[BEGIN AVAILABLE DATA]
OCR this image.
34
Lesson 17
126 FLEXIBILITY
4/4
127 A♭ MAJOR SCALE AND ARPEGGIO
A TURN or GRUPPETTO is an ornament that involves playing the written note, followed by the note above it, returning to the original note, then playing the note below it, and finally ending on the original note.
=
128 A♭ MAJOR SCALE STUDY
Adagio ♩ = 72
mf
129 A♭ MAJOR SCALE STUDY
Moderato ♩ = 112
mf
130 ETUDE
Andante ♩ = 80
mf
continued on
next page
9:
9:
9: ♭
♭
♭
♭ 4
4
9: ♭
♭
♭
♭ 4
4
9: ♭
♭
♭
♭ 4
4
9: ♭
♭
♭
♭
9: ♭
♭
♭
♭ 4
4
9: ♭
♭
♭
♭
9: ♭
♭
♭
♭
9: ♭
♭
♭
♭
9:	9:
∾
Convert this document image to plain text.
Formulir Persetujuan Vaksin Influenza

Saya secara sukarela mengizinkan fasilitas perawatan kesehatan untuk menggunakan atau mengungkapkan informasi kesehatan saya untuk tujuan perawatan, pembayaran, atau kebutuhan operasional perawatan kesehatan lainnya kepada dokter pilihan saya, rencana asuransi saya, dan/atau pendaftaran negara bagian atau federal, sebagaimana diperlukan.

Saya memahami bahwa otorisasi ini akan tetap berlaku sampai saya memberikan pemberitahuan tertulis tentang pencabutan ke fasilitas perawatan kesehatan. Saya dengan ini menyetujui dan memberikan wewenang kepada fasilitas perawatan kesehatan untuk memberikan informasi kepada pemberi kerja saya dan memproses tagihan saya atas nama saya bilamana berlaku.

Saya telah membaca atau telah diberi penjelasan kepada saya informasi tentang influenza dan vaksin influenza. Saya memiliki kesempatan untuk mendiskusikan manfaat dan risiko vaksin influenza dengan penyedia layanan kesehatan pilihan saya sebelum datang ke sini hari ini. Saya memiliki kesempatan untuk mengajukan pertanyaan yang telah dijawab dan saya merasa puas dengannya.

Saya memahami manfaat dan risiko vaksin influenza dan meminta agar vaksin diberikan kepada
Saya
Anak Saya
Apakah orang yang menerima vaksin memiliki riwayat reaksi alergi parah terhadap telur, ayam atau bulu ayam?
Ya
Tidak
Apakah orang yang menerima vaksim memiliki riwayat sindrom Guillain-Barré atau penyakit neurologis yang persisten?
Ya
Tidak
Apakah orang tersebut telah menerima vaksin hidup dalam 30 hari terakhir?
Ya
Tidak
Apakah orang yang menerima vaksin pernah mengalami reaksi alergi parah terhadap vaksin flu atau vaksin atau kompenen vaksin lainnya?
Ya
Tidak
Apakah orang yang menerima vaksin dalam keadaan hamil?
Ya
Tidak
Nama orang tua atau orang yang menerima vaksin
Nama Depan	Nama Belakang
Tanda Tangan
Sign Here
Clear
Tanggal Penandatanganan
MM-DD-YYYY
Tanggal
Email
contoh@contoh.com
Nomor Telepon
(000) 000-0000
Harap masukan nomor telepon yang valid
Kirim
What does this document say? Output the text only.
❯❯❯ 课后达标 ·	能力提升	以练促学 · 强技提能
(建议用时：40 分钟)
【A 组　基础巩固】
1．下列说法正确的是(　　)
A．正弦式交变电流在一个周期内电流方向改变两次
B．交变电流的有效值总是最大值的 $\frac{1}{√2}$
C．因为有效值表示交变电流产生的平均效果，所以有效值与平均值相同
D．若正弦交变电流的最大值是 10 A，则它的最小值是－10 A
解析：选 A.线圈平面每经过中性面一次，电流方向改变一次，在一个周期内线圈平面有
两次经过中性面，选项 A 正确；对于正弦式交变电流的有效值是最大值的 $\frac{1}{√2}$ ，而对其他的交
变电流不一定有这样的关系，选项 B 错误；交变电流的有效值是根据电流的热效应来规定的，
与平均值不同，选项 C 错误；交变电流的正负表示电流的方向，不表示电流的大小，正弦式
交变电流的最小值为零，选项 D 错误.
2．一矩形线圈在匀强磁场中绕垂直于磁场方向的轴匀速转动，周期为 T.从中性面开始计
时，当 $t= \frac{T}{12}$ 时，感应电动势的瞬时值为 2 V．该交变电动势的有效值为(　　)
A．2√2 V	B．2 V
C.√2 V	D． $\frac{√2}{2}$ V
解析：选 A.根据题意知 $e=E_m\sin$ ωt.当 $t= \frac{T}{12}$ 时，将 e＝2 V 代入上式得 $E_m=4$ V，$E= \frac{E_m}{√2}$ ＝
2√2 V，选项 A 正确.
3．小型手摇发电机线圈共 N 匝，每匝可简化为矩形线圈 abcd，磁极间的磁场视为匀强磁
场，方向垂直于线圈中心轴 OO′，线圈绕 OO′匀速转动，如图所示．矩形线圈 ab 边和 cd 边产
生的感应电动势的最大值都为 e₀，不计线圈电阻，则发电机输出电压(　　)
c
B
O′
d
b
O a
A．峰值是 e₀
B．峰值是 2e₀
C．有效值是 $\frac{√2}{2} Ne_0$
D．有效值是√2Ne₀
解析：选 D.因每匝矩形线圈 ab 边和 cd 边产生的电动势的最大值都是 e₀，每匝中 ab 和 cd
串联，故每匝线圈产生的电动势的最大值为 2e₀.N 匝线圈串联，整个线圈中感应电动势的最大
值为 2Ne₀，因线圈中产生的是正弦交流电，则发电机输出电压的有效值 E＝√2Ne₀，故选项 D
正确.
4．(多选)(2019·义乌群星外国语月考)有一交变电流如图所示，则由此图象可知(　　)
[END AVAILABLE DATA]
> EXERCISE REQUIREMENTS: Of all the lines in the entries, how many contain the word "orang"? Give only the number.

> TASK SOLUTION: 6